• _PROMPT_
All of the lines below are to be printed again exactly; images are excluded from the output.
-------- PROVIDED RECORDS
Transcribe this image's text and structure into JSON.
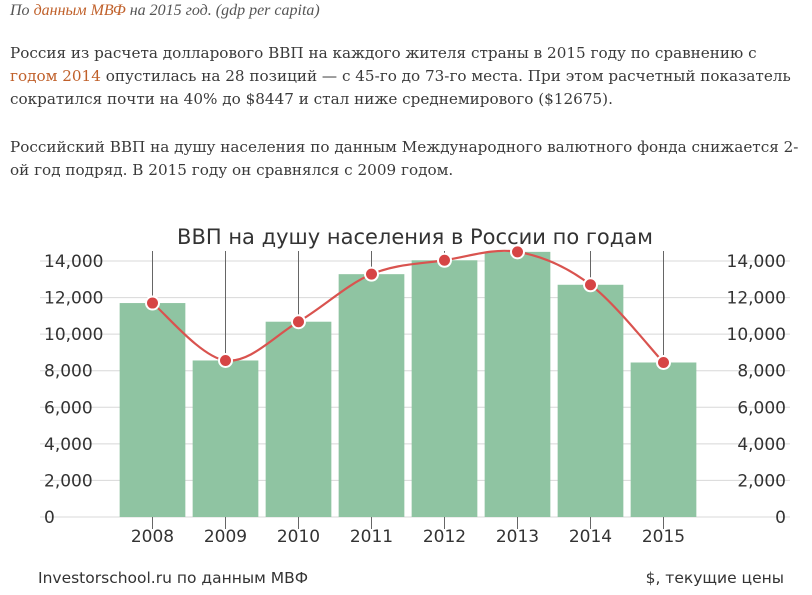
{
  "article": {
    "source_prefix": "По ",
    "source_link": "данным МВФ",
    "source_suffix": " на 2015 год. (gdp per capita)",
    "p1_before": "Россия из расчета долларового ВВП на каждого жителя страны в 2015 году по сравнению с ",
    "p1_link": "годом 2014",
    "p1_after": " опустилась на 28 позиций — с 45-го до 73-го места. При этом расчетный показатель сократился почти на 40% до $8447 и стал ниже среднемирового ($12675).",
    "p2": "Российский ВВП на душу населения по данным Международного валютного фонда снижается 2-ой год подряд. В 2015 году он сравнялся с 2009 годом."
  },
  "colors": {
    "bar": "#8fc4a2",
    "line": "#d9534f",
    "point": "#d64545",
    "grid": "#d8d8d8",
    "text": "#444444",
    "link": "#c0602a"
  },
  "chart_data": {
    "type": "bar",
    "title": "ВВП на душу населения в России по годам",
    "categories": [
      "2008",
      "2009",
      "2010",
      "2011",
      "2012",
      "2013",
      "2014",
      "2015"
    ],
    "series": [
      {
        "values": [
          11700,
          8560,
          10680,
          13280,
          14040,
          14500,
          12700,
          8450
        ]
      }
    ],
    "line_values": [
      11700,
      8560,
      10680,
      13280,
      14040,
      14500,
      12700,
      8450
    ],
    "ylim": [
      0,
      14000
    ],
    "yticks": [
      "0",
      "2,000",
      "4,000",
      "6,000",
      "8,000",
      "10,000",
      "12,000",
      "14,000"
    ],
    "footer_left": "Investorschool.ru по данным МВФ",
    "footer_right": "$, текущие цены",
    "grid": true
  }
}
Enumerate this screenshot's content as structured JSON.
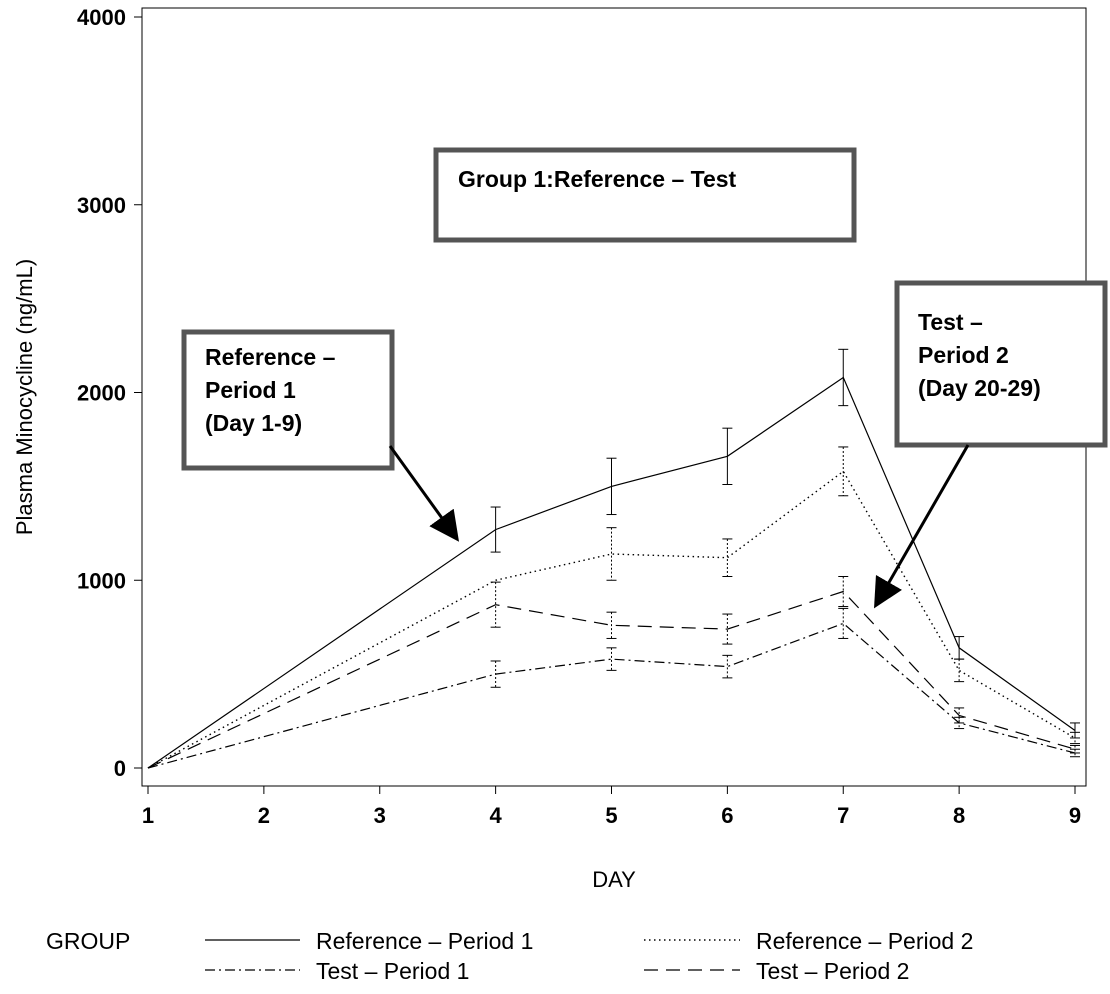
{
  "chart_data": {
    "type": "line",
    "xlabel": "DAY",
    "ylabel": "Plasma Minocycline (ng/mL)",
    "x": [
      1,
      4,
      5,
      6,
      7,
      8,
      9
    ],
    "xticks": [
      "1",
      "2",
      "3",
      "4",
      "5",
      "6",
      "7",
      "8",
      "9"
    ],
    "xlim": [
      1,
      9
    ],
    "yticks": [
      "0",
      "1000",
      "2000",
      "3000",
      "4000"
    ],
    "ylim": [
      0,
      4000
    ],
    "grid": false,
    "series": [
      {
        "name": "Reference – Period 1",
        "values": [
          0,
          1270,
          1500,
          1660,
          2080,
          640,
          200
        ],
        "errors": [
          0,
          120,
          150,
          150,
          150,
          60,
          40
        ],
        "style": "solid"
      },
      {
        "name": "Reference – Period 2",
        "values": [
          0,
          1000,
          1140,
          1120,
          1580,
          520,
          160
        ],
        "errors": [
          0,
          0,
          140,
          100,
          130,
          60,
          30
        ],
        "style": "dotted"
      },
      {
        "name": "Test – Period 1",
        "values": [
          0,
          500,
          580,
          540,
          770,
          240,
          80
        ],
        "errors": [
          0,
          70,
          60,
          60,
          80,
          30,
          20
        ],
        "style": "dashdot"
      },
      {
        "name": "Test – Period 2",
        "values": [
          0,
          870,
          760,
          740,
          940,
          280,
          100
        ],
        "errors": [
          0,
          120,
          70,
          80,
          80,
          40,
          20
        ],
        "style": "dashed"
      }
    ],
    "annotations": [
      {
        "lines": [
          "Group 1:Reference – Test"
        ]
      },
      {
        "lines": [
          "Reference –",
          "Period 1",
          "(Day 1-9)"
        ]
      },
      {
        "lines": [
          "Test –",
          "Period 2",
          "(Day 20-29)"
        ]
      }
    ],
    "legend": {
      "title": "GROUP",
      "placement": "bottom"
    }
  }
}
----------------
• _FINAL RESULT_
Transcribe this image's text and structure into JSON.
{
  "article": {
    "source_prefix": "По ",
    "source_link": "данным МВФ",
    "source_suffix": " на 2015 год. (gdp per capita)",
    "p1_before": "Россия из расчета долларового ВВП на каждого жителя страны в 2015 году по сравнению с ",
    "p1_link": "годом 2014",
    "p1_after": " опустилась на 28 позиций — с 45-го до 73-го места. При этом расчетный показатель сократился почти на 40% до $8447 и стал ниже среднемирового ($12675).",
    "p2": "Российский ВВП на душу населения по данным Международного валютного фонда снижается 2-ой год подряд. В 2015 году он сравнялся с 2009 годом."
  },
  "colors": {
    "bar": "#8fc4a2",
    "line": "#d9534f",
    "point": "#d64545",
    "grid": "#d8d8d8",
    "text": "#444444",
    "link": "#c0602a"
  },
  "chart_data": {
    "type": "bar",
    "title": "ВВП на душу населения в России по годам",
    "categories": [
      "2008",
      "2009",
      "2010",
      "2011",
      "2012",
      "2013",
      "2014",
      "2015"
    ],
    "series": [
      {
        "values": [
          11700,
          8560,
          10680,
          13280,
          14040,
          14500,
          12700,
          8450
        ]
      }
    ],
    "line_values": [
      11700,
      8560,
      10680,
      13280,
      14040,
      14500,
      12700,
      8450
    ],
    "ylim": [
      0,
      14000
    ],
    "yticks": [
      "0",
      "2,000",
      "4,000",
      "6,000",
      "8,000",
      "10,000",
      "12,000",
      "14,000"
    ],
    "footer_left": "Investorschool.ru по данным МВФ",
    "footer_right": "$, текущие цены",
    "grid": true
  }
}
Enumerate this screenshot's content as structured JSON.
{
  "chart_data": {
    "type": "line",
    "xlabel": "DAY",
    "ylabel": "Plasma Minocycline (ng/mL)",
    "x": [
      1,
      4,
      5,
      6,
      7,
      8,
      9
    ],
    "xticks": [
      "1",
      "2",
      "3",
      "4",
      "5",
      "6",
      "7",
      "8",
      "9"
    ],
    "xlim": [
      1,
      9
    ],
    "yticks": [
      "0",
      "1000",
      "2000",
      "3000",
      "4000"
    ],
    "ylim": [
      0,
      4000
    ],
    "grid": false,
    "series": [
      {
        "name": "Reference – Period 1",
        "values": [
          0,
          1270,
          1500,
          1660,
          2080,
          640,
          200
        ],
        "errors": [
          0,
          120,
          150,
          150,
          150,
          60,
          40
        ],
        "style": "solid"
      },
      {
        "name": "Reference – Period 2",
        "values": [
          0,
          1000,
          1140,
          1120,
          1580,
          520,
          160
        ],
        "errors": [
          0,
          0,
          140,
          100,
          130,
          60,
          30
        ],
        "style": "dotted"
      },
      {
        "name": "Test – Period 1",
        "values": [
          0,
          500,
          580,
          540,
          770,
          240,
          80
        ],
        "errors": [
          0,
          70,
          60,
          60,
          80,
          30,
          20
        ],
        "style": "dashdot"
      },
      {
        "name": "Test – Period 2",
        "values": [
          0,
          870,
          760,
          740,
          940,
          280,
          100
        ],
        "errors": [
          0,
          120,
          70,
          80,
          80,
          40,
          20
        ],
        "style": "dashed"
      }
    ],
    "annotations": [
      {
        "lines": [
          "Group 1:Reference – Test"
        ]
      },
      {
        "lines": [
          "Reference –",
          "Period 1",
          "(Day 1-9)"
        ]
      },
      {
        "lines": [
          "Test –",
          "Period 2",
          "(Day 20-29)"
        ]
      }
    ],
    "legend": {
      "title": "GROUP",
      "placement": "bottom"
    }
  }
}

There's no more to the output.